EXERCISE TASK: How many lines of the data hold the word "Units"? State the number and nothing else.

— Start STORED RECORDS —

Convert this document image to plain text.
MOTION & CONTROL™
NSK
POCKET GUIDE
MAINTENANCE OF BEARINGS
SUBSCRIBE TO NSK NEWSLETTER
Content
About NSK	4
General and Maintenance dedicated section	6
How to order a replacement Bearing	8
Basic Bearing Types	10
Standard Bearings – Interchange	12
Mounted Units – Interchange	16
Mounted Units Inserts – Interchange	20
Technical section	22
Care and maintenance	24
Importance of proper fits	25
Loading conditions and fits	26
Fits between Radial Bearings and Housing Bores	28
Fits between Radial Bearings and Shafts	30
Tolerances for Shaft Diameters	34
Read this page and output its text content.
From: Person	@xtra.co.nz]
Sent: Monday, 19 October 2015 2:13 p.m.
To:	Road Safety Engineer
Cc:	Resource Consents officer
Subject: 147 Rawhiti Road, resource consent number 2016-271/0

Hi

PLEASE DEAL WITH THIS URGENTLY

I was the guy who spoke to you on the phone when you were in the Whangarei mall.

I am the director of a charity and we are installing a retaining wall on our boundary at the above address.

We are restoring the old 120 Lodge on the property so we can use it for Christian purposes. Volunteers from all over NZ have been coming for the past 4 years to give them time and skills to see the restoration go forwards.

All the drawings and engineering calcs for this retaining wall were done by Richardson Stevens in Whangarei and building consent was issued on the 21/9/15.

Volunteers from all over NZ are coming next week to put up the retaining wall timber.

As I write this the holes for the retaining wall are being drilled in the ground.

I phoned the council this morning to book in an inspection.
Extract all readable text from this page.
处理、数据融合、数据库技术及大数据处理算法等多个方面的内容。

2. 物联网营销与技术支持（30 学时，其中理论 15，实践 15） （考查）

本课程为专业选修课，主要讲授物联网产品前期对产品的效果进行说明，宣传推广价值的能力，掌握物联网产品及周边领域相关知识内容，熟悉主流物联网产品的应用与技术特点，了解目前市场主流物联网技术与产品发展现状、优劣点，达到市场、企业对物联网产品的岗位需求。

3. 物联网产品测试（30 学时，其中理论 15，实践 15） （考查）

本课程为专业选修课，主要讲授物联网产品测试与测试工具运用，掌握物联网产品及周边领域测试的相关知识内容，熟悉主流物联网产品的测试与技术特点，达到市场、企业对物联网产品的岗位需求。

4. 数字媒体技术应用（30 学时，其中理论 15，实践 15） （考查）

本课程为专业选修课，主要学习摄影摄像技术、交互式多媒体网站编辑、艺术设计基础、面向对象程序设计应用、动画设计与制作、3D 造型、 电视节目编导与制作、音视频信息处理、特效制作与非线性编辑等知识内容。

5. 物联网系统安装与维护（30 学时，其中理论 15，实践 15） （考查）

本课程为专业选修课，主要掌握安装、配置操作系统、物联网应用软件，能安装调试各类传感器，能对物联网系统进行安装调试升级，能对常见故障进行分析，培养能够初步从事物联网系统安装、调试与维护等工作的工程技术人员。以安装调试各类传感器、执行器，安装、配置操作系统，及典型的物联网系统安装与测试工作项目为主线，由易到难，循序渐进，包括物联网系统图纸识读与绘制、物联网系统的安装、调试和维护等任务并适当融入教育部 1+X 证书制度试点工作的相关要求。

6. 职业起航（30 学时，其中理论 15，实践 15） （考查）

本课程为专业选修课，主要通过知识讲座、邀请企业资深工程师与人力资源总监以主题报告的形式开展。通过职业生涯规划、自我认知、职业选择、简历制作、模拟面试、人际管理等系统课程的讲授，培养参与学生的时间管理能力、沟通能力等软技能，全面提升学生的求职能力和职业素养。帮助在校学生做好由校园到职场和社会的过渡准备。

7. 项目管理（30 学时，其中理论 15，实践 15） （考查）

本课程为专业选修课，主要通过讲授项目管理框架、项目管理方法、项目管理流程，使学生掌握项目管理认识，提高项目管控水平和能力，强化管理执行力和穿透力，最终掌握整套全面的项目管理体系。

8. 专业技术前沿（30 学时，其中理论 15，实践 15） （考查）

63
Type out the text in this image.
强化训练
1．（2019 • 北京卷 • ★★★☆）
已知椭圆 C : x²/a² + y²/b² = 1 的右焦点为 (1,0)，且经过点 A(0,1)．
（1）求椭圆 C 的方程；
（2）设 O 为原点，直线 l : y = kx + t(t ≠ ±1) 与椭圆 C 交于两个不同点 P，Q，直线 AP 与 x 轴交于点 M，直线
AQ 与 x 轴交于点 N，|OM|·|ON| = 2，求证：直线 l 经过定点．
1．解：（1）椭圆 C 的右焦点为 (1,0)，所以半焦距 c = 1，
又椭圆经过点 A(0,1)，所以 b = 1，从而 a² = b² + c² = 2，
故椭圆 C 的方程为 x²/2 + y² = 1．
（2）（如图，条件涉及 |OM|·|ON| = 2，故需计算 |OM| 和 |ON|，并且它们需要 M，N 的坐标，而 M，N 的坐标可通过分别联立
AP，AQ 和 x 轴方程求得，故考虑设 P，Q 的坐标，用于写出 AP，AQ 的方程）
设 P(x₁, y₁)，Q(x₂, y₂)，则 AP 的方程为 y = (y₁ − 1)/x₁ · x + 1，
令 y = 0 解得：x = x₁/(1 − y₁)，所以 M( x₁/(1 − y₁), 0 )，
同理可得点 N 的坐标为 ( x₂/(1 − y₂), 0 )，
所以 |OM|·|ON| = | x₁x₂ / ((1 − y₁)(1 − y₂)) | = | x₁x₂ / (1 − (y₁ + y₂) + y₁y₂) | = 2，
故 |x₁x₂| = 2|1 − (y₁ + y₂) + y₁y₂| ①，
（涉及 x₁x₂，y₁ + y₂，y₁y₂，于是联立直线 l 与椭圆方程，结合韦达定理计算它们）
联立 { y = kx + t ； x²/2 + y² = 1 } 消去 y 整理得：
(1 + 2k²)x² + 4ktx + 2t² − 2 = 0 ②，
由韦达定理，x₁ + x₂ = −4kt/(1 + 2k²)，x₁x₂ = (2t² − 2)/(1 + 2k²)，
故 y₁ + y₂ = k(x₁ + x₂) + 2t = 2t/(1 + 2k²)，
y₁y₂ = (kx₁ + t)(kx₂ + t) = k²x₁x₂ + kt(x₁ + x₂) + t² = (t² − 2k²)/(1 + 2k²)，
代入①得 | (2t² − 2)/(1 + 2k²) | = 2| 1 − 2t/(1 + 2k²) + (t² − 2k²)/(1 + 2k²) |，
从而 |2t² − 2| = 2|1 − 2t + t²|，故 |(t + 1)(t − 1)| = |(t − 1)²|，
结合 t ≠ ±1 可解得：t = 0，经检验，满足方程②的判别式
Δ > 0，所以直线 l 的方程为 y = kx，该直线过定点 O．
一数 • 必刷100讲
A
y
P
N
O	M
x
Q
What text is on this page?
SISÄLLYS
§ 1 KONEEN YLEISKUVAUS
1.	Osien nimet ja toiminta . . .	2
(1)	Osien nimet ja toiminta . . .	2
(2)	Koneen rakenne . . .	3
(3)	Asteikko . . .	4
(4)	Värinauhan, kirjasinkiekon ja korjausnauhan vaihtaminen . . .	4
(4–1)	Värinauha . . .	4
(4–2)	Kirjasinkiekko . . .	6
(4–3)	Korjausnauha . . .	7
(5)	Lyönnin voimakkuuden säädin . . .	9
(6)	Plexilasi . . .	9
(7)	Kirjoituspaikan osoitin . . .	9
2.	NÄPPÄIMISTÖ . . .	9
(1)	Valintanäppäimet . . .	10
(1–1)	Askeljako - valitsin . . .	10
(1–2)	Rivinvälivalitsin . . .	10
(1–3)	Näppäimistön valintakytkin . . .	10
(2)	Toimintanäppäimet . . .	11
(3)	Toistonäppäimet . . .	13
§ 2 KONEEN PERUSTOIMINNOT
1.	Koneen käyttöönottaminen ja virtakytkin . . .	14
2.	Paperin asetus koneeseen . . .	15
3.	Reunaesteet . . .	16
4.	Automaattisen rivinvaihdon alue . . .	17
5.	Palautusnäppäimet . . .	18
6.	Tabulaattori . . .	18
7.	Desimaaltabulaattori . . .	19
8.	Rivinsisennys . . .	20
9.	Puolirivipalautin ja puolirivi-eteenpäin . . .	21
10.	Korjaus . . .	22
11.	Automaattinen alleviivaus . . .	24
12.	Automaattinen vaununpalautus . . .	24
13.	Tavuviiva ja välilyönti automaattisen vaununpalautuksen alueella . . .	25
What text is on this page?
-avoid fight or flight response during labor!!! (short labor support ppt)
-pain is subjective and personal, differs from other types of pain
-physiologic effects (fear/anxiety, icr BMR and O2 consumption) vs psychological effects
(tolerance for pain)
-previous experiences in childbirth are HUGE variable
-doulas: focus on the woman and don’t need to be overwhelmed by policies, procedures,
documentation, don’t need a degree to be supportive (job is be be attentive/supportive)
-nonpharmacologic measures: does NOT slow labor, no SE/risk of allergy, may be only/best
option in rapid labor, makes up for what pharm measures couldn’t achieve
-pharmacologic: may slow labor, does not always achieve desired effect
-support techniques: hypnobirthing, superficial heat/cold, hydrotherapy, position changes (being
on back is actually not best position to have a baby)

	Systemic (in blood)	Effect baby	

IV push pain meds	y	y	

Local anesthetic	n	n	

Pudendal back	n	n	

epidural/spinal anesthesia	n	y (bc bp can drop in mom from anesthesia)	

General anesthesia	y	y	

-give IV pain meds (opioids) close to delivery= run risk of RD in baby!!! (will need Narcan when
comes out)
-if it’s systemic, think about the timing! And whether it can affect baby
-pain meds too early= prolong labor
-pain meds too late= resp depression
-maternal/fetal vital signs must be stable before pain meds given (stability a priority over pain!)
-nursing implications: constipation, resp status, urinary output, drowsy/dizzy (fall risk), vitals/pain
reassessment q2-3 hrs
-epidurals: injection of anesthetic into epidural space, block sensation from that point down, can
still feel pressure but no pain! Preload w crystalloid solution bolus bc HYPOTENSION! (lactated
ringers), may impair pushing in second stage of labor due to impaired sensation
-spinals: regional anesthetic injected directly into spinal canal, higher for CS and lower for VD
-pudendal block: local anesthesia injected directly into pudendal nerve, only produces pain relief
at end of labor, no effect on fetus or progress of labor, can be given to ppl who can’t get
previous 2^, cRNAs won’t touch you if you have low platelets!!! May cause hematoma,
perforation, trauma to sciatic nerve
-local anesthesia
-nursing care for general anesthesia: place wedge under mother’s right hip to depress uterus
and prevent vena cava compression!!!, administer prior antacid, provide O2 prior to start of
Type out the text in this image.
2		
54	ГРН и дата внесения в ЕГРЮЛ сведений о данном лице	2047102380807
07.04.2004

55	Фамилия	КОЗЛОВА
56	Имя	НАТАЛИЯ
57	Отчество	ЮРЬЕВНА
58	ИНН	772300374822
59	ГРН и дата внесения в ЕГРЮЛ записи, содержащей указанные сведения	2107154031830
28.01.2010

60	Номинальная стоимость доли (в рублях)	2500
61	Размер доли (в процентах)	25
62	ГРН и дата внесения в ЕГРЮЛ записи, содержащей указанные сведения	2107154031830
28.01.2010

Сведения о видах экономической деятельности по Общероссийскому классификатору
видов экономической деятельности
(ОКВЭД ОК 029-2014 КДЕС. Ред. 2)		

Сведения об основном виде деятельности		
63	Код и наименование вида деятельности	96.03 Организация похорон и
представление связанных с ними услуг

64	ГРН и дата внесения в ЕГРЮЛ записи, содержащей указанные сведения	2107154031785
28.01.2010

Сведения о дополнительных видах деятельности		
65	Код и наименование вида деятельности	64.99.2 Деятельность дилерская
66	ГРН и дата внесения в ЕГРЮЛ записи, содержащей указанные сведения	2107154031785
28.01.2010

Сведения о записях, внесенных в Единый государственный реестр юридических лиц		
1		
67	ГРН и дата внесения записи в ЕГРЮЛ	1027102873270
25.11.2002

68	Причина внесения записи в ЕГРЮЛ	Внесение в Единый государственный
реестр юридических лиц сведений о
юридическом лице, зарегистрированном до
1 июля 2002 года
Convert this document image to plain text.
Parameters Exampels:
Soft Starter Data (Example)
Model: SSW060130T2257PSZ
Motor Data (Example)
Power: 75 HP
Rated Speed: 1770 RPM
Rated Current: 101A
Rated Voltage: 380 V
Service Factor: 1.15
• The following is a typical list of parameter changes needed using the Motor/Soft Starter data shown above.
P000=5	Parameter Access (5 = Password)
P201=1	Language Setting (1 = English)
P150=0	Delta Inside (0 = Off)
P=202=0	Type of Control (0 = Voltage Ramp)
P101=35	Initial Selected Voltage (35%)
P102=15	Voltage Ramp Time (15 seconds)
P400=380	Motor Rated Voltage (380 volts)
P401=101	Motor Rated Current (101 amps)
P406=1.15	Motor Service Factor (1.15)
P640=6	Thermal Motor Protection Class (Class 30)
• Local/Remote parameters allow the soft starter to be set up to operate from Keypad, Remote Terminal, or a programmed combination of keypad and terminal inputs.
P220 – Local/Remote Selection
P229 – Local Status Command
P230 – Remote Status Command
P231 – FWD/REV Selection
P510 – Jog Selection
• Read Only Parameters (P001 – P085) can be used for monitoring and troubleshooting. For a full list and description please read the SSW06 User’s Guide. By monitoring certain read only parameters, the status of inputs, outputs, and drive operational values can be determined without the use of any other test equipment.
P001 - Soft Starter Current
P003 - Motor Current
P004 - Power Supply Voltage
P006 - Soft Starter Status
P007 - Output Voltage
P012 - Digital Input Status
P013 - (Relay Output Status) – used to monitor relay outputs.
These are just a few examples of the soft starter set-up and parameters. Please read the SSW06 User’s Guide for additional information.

— End STORED RECORDS —

SOLUTION: 2